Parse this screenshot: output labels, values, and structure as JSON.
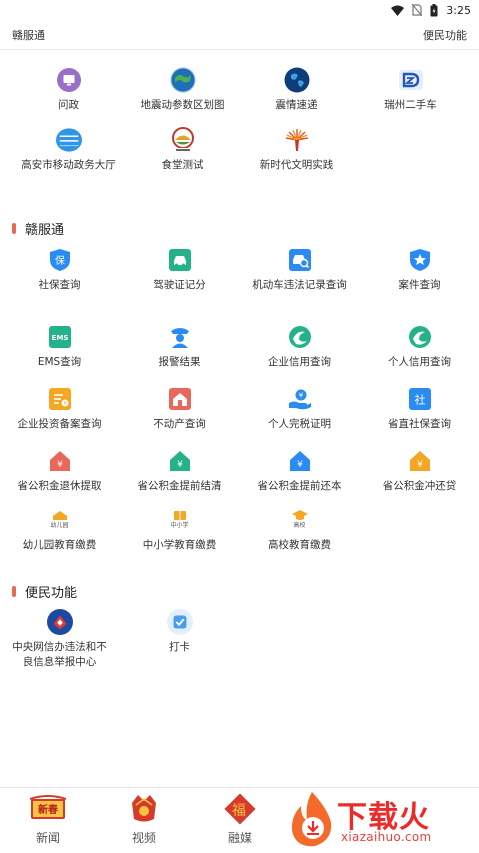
{
  "status_bar": {
    "time": "3:25"
  },
  "header": {
    "left_title": "赣服通",
    "right_title": "便民功能"
  },
  "featured": [
    {
      "label": "问政",
      "icon": "monitor-icon"
    },
    {
      "label": "地震动参数区划图",
      "icon": "globe-map-icon"
    },
    {
      "label": "震情速递",
      "icon": "earth-icon"
    },
    {
      "label": "瑞州二手车",
      "icon": "car-logo-icon"
    },
    {
      "label": "高安市移动政务大厅",
      "icon": "gov-hall-icon"
    },
    {
      "label": "食堂测试",
      "icon": "canteen-icon"
    },
    {
      "label": "新时代文明实践",
      "icon": "torch-icon"
    }
  ],
  "sections": {
    "gfw": {
      "title": "赣服通",
      "items": [
        {
          "label": "社保查询",
          "icon": "shield-bao-icon",
          "color": "#2a8cf2"
        },
        {
          "label": "驾驶证记分",
          "icon": "car-icon",
          "color": "#25b28a"
        },
        {
          "label": "机动车违法记录查询",
          "icon": "car-search-icon",
          "color": "#2a8cf2"
        },
        {
          "label": "案件查询",
          "icon": "badge-star-icon",
          "color": "#2a8cf2"
        },
        {
          "label": "EMS查询",
          "icon": "ems-icon",
          "color": "#25b28a"
        },
        {
          "label": "报警结果",
          "icon": "police-icon",
          "color": "#2a8cf2"
        },
        {
          "label": "企业信用查询",
          "icon": "wave-icon",
          "color": "#25b28a"
        },
        {
          "label": "个人信用查询",
          "icon": "wave-icon",
          "color": "#25b28a"
        },
        {
          "label": "企业投资备案查询",
          "icon": "document-icon",
          "color": "#f5a623"
        },
        {
          "label": "不动产查询",
          "icon": "house-icon",
          "color": "#e8685a"
        },
        {
          "label": "个人完税证明",
          "icon": "hand-coin-icon",
          "color": "#2a8cf2"
        },
        {
          "label": "省直社保查询",
          "icon": "she-icon",
          "color": "#2a8cf2"
        },
        {
          "label": "省公积金退休提取",
          "icon": "house-yen-icon",
          "color": "#e8685a"
        },
        {
          "label": "省公积金提前结清",
          "icon": "house-yen-icon",
          "color": "#25b28a"
        },
        {
          "label": "省公积金提前还本",
          "icon": "house-yen-icon",
          "color": "#2a8cf2"
        },
        {
          "label": "省公积金冲还贷",
          "icon": "house-yen-icon",
          "color": "#f5a623"
        },
        {
          "label": "幼儿园教育缴费",
          "icon": "kindergarten-icon",
          "color": "#f5a623",
          "badge": "幼儿园"
        },
        {
          "label": "中小学教育缴费",
          "icon": "school-icon",
          "color": "#f5a623",
          "badge": "中小学"
        },
        {
          "label": "高校教育缴费",
          "icon": "graduation-cap-icon",
          "color": "#f5a623",
          "badge": "高校"
        }
      ]
    },
    "bm": {
      "title": "便民功能",
      "items": [
        {
          "label": "中央网信办违法和不良信息举报中心",
          "icon": "report-center-icon"
        },
        {
          "label": "打卡",
          "icon": "checkin-icon"
        }
      ]
    }
  },
  "bottom_nav": [
    {
      "label": "新闻",
      "icon": "newspaper-icon",
      "badge": "新春"
    },
    {
      "label": "视频",
      "icon": "video-icon"
    },
    {
      "label": "融媒",
      "icon": "fu-icon",
      "badge": "福"
    }
  ],
  "watermark": {
    "text": "下载火",
    "url": "xiazaihuo.com"
  },
  "colors": {
    "accent_red": "#e8685a",
    "blue": "#2a8cf2",
    "green": "#25b28a",
    "orange": "#f5a623"
  }
}
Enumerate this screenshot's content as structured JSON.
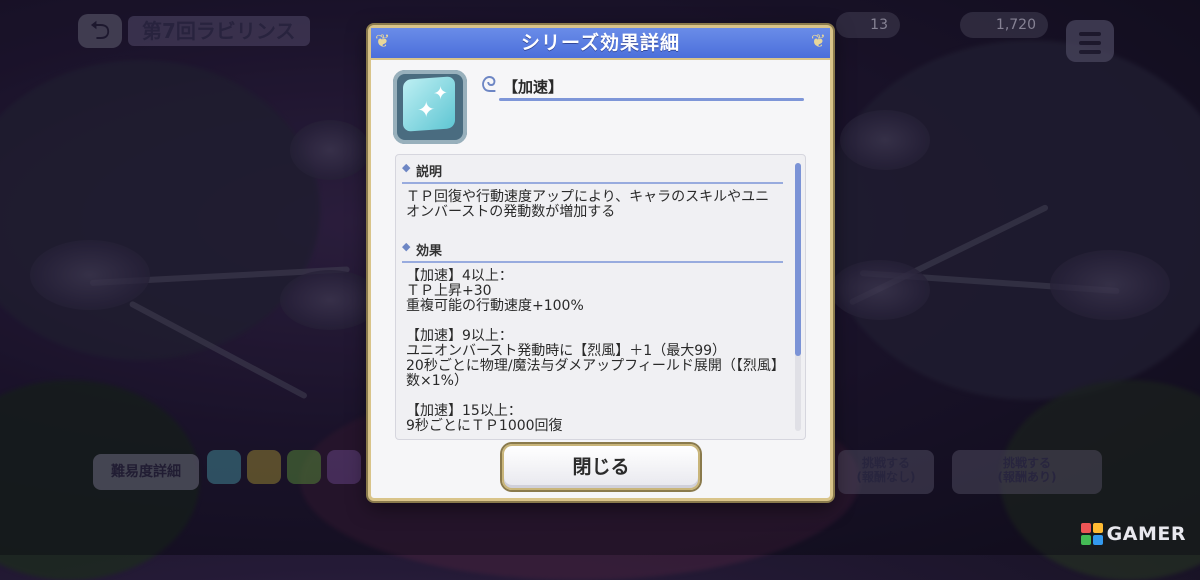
{
  "background": {
    "back_arrow": "⮌",
    "stage_title": "第7回ラビリンス",
    "stat_1": "13",
    "stat_2": "1,720",
    "difficulty_button": "難易度詳細",
    "right_button_1": "挑戦する\n(報酬なし)",
    "right_button_2": "挑戦する\n(報酬あり)"
  },
  "watermark": {
    "text": "GAMER"
  },
  "modal": {
    "title": "シリーズ効果詳細",
    "effect_name": "【加速】",
    "sections": [
      {
        "heading": "説明",
        "text": "ＴＰ回復や行動速度アップにより、キャラのスキルやユニオンバーストの発動数が増加する"
      },
      {
        "heading": "効果",
        "text": "【加速】4以上：\nＴＰ上昇+30\n重複可能の行動速度+100%\n\n【加速】9以上：\nユニオンバースト発動時に【烈風】＋1（最大99）\n20秒ごとに物理/魔法与ダメアップフィールド展開（【烈風】数×1%）\n\n【加速】15以上：\n9秒ごとにＴＰ1000回復"
      }
    ],
    "close_label": "閉じる"
  },
  "colors": {
    "header_blue": "#4b6fdb",
    "frame_gold": "#d9c48a",
    "accent_line": "#7e96d8"
  }
}
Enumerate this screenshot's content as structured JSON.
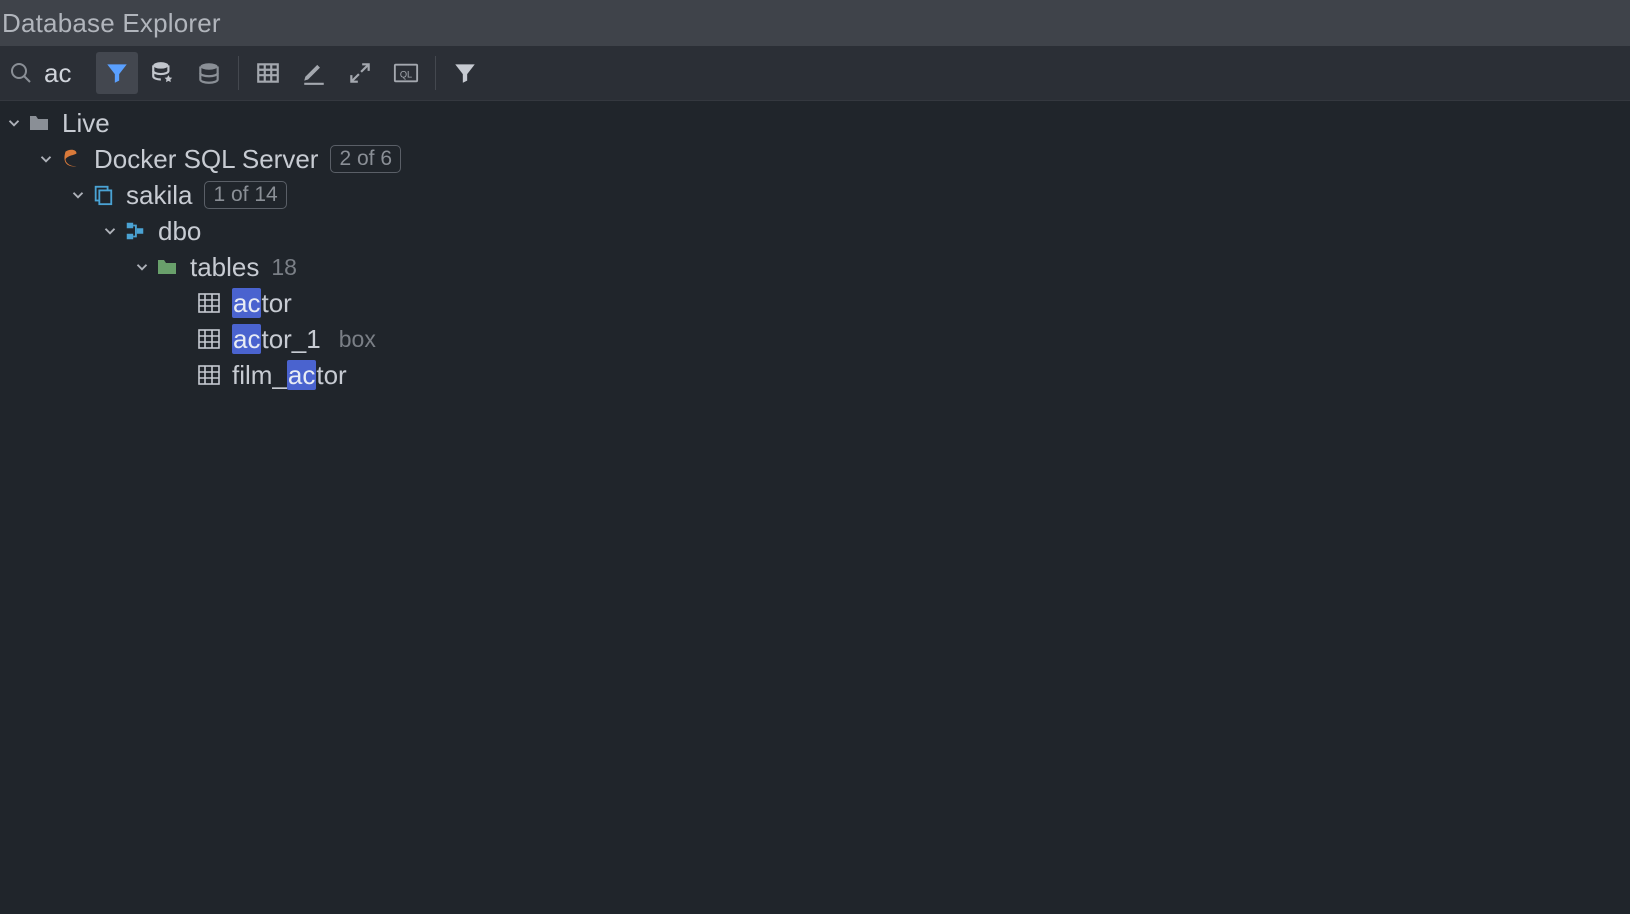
{
  "title": "Database Explorer",
  "search": {
    "value": "ac"
  },
  "toolbar": {
    "filter_active": true
  },
  "tree": {
    "root": {
      "label": "Live",
      "expanded": true,
      "children": [
        {
          "label": "Docker SQL Server",
          "badge": "2 of 6",
          "expanded": true,
          "children": [
            {
              "label": "sakila",
              "badge": "1 of 14",
              "expanded": true,
              "children": [
                {
                  "label": "dbo",
                  "expanded": true,
                  "children": [
                    {
                      "label": "tables",
                      "count": "18",
                      "expanded": true,
                      "children": [
                        {
                          "label": "actor",
                          "match_prefix": "",
                          "match": "ac",
                          "match_suffix": "tor",
                          "secondary": ""
                        },
                        {
                          "label": "actor_1",
                          "match_prefix": "",
                          "match": "ac",
                          "match_suffix": "tor_1",
                          "secondary": "box"
                        },
                        {
                          "label": "film_actor",
                          "match_prefix": "film_",
                          "match": "ac",
                          "match_suffix": "tor",
                          "secondary": ""
                        }
                      ]
                    }
                  ]
                }
              ]
            }
          ]
        }
      ]
    }
  }
}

· · · ·

Task to carry out
Could you repeat all of the material exactly? Pictures should not be copied.

Task output
Parse this screenshot: output labels, values, and structure as JSON.
{
  "status_bar": {
    "time": "3:25"
  },
  "header": {
    "left_title": "赣服通",
    "right_title": "便民功能"
  },
  "featured": [
    {
      "label": "问政",
      "icon": "monitor-icon"
    },
    {
      "label": "地震动参数区划图",
      "icon": "globe-map-icon"
    },
    {
      "label": "震情速递",
      "icon": "earth-icon"
    },
    {
      "label": "瑞州二手车",
      "icon": "car-logo-icon"
    },
    {
      "label": "高安市移动政务大厅",
      "icon": "gov-hall-icon"
    },
    {
      "label": "食堂测试",
      "icon": "canteen-icon"
    },
    {
      "label": "新时代文明实践",
      "icon": "torch-icon"
    }
  ],
  "sections": {
    "gfw": {
      "title": "赣服通",
      "items": [
        {
          "label": "社保查询",
          "icon": "shield-bao-icon",
          "color": "#2a8cf2"
        },
        {
          "label": "驾驶证记分",
          "icon": "car-icon",
          "color": "#25b28a"
        },
        {
          "label": "机动车违法记录查询",
          "icon": "car-search-icon",
          "color": "#2a8cf2"
        },
        {
          "label": "案件查询",
          "icon": "badge-star-icon",
          "color": "#2a8cf2"
        },
        {
          "label": "EMS查询",
          "icon": "ems-icon",
          "color": "#25b28a"
        },
        {
          "label": "报警结果",
          "icon": "police-icon",
          "color": "#2a8cf2"
        },
        {
          "label": "企业信用查询",
          "icon": "wave-icon",
          "color": "#25b28a"
        },
        {
          "label": "个人信用查询",
          "icon": "wave-icon",
          "color": "#25b28a"
        },
        {
          "label": "企业投资备案查询",
          "icon": "document-icon",
          "color": "#f5a623"
        },
        {
          "label": "不动产查询",
          "icon": "house-icon",
          "color": "#e8685a"
        },
        {
          "label": "个人完税证明",
          "icon": "hand-coin-icon",
          "color": "#2a8cf2"
        },
        {
          "label": "省直社保查询",
          "icon": "she-icon",
          "color": "#2a8cf2"
        },
        {
          "label": "省公积金退休提取",
          "icon": "house-yen-icon",
          "color": "#e8685a"
        },
        {
          "label": "省公积金提前结清",
          "icon": "house-yen-icon",
          "color": "#25b28a"
        },
        {
          "label": "省公积金提前还本",
          "icon": "house-yen-icon",
          "color": "#2a8cf2"
        },
        {
          "label": "省公积金冲还贷",
          "icon": "house-yen-icon",
          "color": "#f5a623"
        },
        {
          "label": "幼儿园教育缴费",
          "icon": "kindergarten-icon",
          "color": "#f5a623",
          "badge": "幼儿园"
        },
        {
          "label": "中小学教育缴费",
          "icon": "school-icon",
          "color": "#f5a623",
          "badge": "中小学"
        },
        {
          "label": "高校教育缴费",
          "icon": "graduation-cap-icon",
          "color": "#f5a623",
          "badge": "高校"
        }
      ]
    },
    "bm": {
      "title": "便民功能",
      "items": [
        {
          "label": "中央网信办违法和不良信息举报中心",
          "icon": "report-center-icon"
        },
        {
          "label": "打卡",
          "icon": "checkin-icon"
        }
      ]
    }
  },
  "bottom_nav": [
    {
      "label": "新闻",
      "icon": "newspaper-icon",
      "badge": "新春"
    },
    {
      "label": "视频",
      "icon": "video-icon"
    },
    {
      "label": "融媒",
      "icon": "fu-icon",
      "badge": "福"
    }
  ],
  "watermark": {
    "text": "下载火",
    "url": "xiazaihuo.com"
  },
  "colors": {
    "accent_red": "#e8685a",
    "blue": "#2a8cf2",
    "green": "#25b28a",
    "orange": "#f5a623"
  }
}
Enumerate this screenshot's content as structured JSON.
{
  "background": {
    "back_arrow": "⮌",
    "stage_title": "第7回ラビリンス",
    "stat_1": "13",
    "stat_2": "1,720",
    "difficulty_button": "難易度詳細",
    "right_button_1": "挑戦する\n(報酬なし)",
    "right_button_2": "挑戦する\n(報酬あり)"
  },
  "watermark": {
    "text": "GAMER"
  },
  "modal": {
    "title": "シリーズ効果詳細",
    "effect_name": "【加速】",
    "sections": [
      {
        "heading": "説明",
        "text": "ＴＰ回復や行動速度アップにより、キャラのスキルやユニオンバーストの発動数が増加する"
      },
      {
        "heading": "効果",
        "text": "【加速】4以上：\nＴＰ上昇+30\n重複可能の行動速度+100%\n\n【加速】9以上：\nユニオンバースト発動時に【烈風】＋1（最大99）\n20秒ごとに物理/魔法与ダメアップフィールド展開（【烈風】数×1%）\n\n【加速】15以上：\n9秒ごとにＴＰ1000回復"
      }
    ],
    "close_label": "閉じる"
  },
  "colors": {
    "header_blue": "#4b6fdb",
    "frame_gold": "#d9c48a",
    "accent_line": "#7e96d8"
  }
}
Enumerate this screenshot's content as structured JSON.
{
  "title": "Database Explorer",
  "search": {
    "value": "ac"
  },
  "toolbar": {
    "filter_active": true
  },
  "tree": {
    "root": {
      "label": "Live",
      "expanded": true,
      "children": [
        {
          "label": "Docker SQL Server",
          "badge": "2 of 6",
          "expanded": true,
          "children": [
            {
              "label": "sakila",
              "badge": "1 of 14",
              "expanded": true,
              "children": [
                {
                  "label": "dbo",
                  "expanded": true,
                  "children": [
                    {
                      "label": "tables",
                      "count": "18",
                      "expanded": true,
                      "children": [
                        {
                          "label": "actor",
                          "match_prefix": "",
                          "match": "ac",
                          "match_suffix": "tor",
                          "secondary": ""
                        },
                        {
                          "label": "actor_1",
                          "match_prefix": "",
                          "match": "ac",
                          "match_suffix": "tor_1",
                          "secondary": "box"
                        },
                        {
                          "label": "film_actor",
                          "match_prefix": "film_",
                          "match": "ac",
                          "match_suffix": "tor",
                          "secondary": ""
                        }
                      ]
                    }
                  ]
                }
              ]
            }
          ]
        }
      ]
    }
  }
}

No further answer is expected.